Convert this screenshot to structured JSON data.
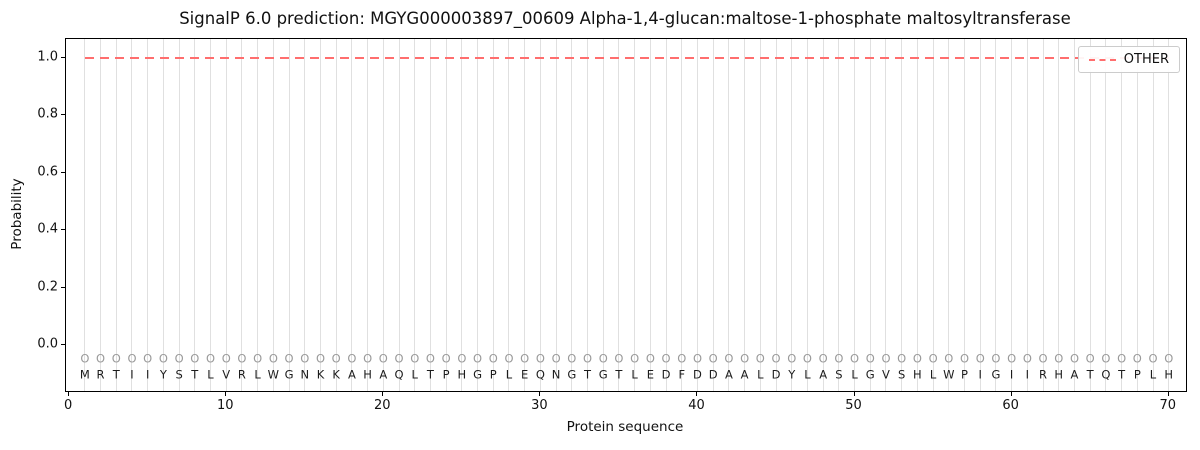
{
  "chart_data": {
    "type": "line",
    "title": "SignalP 6.0 prediction: MGYG000003897_00609 Alpha-1,4-glucan:maltose-1-phosphate maltosyltransferase",
    "xlabel": "Protein sequence",
    "ylabel": "Probability",
    "xlim": [
      -0.2,
      71.1
    ],
    "ylim": [
      -0.16,
      1.065
    ],
    "xticks": [
      0,
      10,
      20,
      30,
      40,
      50,
      60,
      70
    ],
    "yticks": [
      0.0,
      0.2,
      0.4,
      0.6,
      0.8,
      1.0
    ],
    "grid": "vertical line at every residue position",
    "legend": {
      "position": "upper right",
      "entries": [
        "OTHER"
      ]
    },
    "series": [
      {
        "name": "OTHER",
        "linestyle": "dashed",
        "color": "#ff6e6e",
        "x_start": 1,
        "x_end": 70,
        "constant_y": 1.0,
        "note": "OTHER probability is constant at 1.0 across all 70 residues"
      }
    ],
    "sequence": "MRTIIYSTLVRLWGNKKAHAQLTPHGPLEQNGTGTLEDFDDAALDYLASLGVSHLWPIGIIRHATQTPLH",
    "sequence_length": 70,
    "marker_char": "O",
    "marker_y": -0.05,
    "letter_y": -0.105
  },
  "colors": {
    "line": "#ff6e6e",
    "grid": "#e0e0e0",
    "marker": "#9a9a9a",
    "letter": "#1c1c1c",
    "spine": "#000000"
  }
}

• • • • •

Prompt:
Where does "OTHER" occur in the data? Copy each line that has it.

Result of this task:
        "OTHER"
        "name": "OTHER",
        "note": "OTHER probability is constant at 1.0 across all 70 residues"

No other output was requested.